[START OF Supplied material]

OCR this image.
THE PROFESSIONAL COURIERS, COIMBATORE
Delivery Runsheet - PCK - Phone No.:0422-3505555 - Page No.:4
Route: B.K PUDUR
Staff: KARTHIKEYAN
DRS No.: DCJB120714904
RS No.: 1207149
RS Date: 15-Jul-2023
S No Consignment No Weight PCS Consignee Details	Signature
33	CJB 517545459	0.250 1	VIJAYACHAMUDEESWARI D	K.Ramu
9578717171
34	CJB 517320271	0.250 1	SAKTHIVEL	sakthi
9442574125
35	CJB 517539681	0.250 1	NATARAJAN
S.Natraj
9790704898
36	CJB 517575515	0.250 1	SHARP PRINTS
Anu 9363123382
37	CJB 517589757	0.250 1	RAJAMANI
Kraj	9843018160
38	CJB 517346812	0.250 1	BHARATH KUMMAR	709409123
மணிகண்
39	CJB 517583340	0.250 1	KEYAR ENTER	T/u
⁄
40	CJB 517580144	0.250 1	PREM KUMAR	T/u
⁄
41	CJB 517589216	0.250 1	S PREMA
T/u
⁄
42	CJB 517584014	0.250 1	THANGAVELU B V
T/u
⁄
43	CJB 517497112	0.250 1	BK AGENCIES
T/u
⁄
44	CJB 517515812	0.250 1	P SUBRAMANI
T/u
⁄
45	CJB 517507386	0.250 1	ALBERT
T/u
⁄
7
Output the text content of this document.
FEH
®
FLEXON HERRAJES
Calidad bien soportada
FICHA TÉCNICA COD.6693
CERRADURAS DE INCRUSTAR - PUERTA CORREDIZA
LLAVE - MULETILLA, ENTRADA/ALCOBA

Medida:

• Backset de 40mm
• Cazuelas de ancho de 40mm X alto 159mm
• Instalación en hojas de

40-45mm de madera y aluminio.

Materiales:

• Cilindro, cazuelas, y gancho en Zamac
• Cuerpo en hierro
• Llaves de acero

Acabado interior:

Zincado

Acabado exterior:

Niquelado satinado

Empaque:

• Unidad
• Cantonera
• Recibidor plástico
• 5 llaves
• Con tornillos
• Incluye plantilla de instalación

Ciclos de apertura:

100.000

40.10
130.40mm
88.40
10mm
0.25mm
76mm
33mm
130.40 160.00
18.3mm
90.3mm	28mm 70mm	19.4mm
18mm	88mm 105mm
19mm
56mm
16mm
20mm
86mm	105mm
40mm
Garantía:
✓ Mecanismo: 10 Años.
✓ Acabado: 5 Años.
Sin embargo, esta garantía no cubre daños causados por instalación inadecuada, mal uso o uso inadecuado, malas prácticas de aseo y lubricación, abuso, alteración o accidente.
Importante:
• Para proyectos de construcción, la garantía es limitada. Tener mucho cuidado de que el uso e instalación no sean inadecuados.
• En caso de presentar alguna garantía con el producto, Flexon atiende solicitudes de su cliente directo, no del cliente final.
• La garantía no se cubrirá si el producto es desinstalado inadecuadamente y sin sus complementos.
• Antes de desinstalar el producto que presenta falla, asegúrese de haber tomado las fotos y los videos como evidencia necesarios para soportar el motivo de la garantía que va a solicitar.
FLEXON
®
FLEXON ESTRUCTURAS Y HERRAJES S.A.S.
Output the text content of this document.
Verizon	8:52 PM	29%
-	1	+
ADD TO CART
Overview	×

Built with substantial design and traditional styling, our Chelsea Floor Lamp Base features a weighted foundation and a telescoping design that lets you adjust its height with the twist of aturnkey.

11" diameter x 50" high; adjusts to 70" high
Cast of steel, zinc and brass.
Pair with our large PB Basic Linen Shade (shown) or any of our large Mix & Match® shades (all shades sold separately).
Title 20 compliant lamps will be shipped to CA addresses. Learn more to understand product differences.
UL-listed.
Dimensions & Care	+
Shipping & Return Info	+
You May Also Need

[END OF Supplied material]

## Short task
Write out every record shown above, word for word.

## Completed exercise
OCR this image.
THE PROFESSIONAL COURIERS, COIMBATORE
Delivery Runsheet - PCK - Phone No.:0422-3505555 - Page No.:4
Route: B.K PUDUR
Staff: KARTHIKEYAN
DRS No.: DCJB120714904
RS No.: 1207149
RS Date: 15-Jul-2023
S No Consignment No Weight PCS Consignee Details	Signature
33	CJB 517545459	0.250 1	VIJAYACHAMUDEESWARI D	K.Ramu
9578717171
34	CJB 517320271	0.250 1	SAKTHIVEL	sakthi
9442574125
35	CJB 517539681	0.250 1	NATARAJAN
S.Natraj
9790704898
36	CJB 517575515	0.250 1	SHARP PRINTS
Anu 9363123382
37	CJB 517589757	0.250 1	RAJAMANI
Kraj	9843018160
38	CJB 517346812	0.250 1	BHARATH KUMMAR	709409123
மணிகண்
39	CJB 517583340	0.250 1	KEYAR ENTER	T/u
⁄
40	CJB 517580144	0.250 1	PREM KUMAR	T/u
⁄
41	CJB 517589216	0.250 1	S PREMA
T/u
⁄
42	CJB 517584014	0.250 1	THANGAVELU B V
T/u
⁄
43	CJB 517497112	0.250 1	BK AGENCIES
T/u
⁄
44	CJB 517515812	0.250 1	P SUBRAMANI
T/u
⁄
45	CJB 517507386	0.250 1	ALBERT
T/u
⁄
7
Output the text content of this document.
FEH
®
FLEXON HERRAJES
Calidad bien soportada
FICHA TÉCNICA COD.6693
CERRADURAS DE INCRUSTAR - PUERTA CORREDIZA
LLAVE - MULETILLA, ENTRADA/ALCOBA

Medida:

• Backset de 40mm
• Cazuelas de ancho de 40mm X alto 159mm
• Instalación en hojas de

40-45mm de madera y aluminio.

Materiales:

• Cilindro, cazuelas, y gancho en Zamac
• Cuerpo en hierro
• Llaves de acero

Acabado interior:

Zincado

Acabado exterior:

Niquelado satinado

Empaque:

• Unidad
• Cantonera
• Recibidor plástico
• 5 llaves
• Con tornillos
• Incluye plantilla de instalación

Ciclos de apertura:

100.000

40.10
130.40mm
88.40
10mm
0.25mm
76mm
33mm
130.40 160.00
18.3mm
90.3mm	28mm 70mm	19.4mm
18mm	88mm 105mm
19mm
56mm
16mm
20mm
86mm	105mm
40mm
Garantía:
✓ Mecanismo: 10 Años.
✓ Acabado: 5 Años.
Sin embargo, esta garantía no cubre daños causados por instalación inadecuada, mal uso o uso inadecuado, malas prácticas de aseo y lubricación, abuso, alteración o accidente.
Importante:
• Para proyectos de construcción, la garantía es limitada. Tener mucho cuidado de que el uso e instalación no sean inadecuados.
• En caso de presentar alguna garantía con el producto, Flexon atiende solicitudes de su cliente directo, no del cliente final.
• La garantía no se cubrirá si el producto es desinstalado inadecuadamente y sin sus complementos.
• Antes de desinstalar el producto que presenta falla, asegúrese de haber tomado las fotos y los videos como evidencia necesarios para soportar el motivo de la garantía que va a solicitar.
FLEXON
®
FLEXON ESTRUCTURAS Y HERRAJES S.A.S.
Output the text content of this document.
Verizon	8:52 PM	29%
-	1	+
ADD TO CART
Overview	×

Built with substantial design and traditional styling, our Chelsea Floor Lamp Base features a weighted foundation and a telescoping design that lets you adjust its height with the twist of aturnkey.

11" diameter x 50" high; adjusts to 70" high
Cast of steel, zinc and brass.
Pair with our large PB Basic Linen Shade (shown) or any of our large Mix & Match® shades (all shades sold separately).
Title 20 compliant lamps will be shipped to CA addresses. Learn more to understand product differences.
UL-listed.
Dimensions & Care	+
Shipping & Return Info	+
You May Also Need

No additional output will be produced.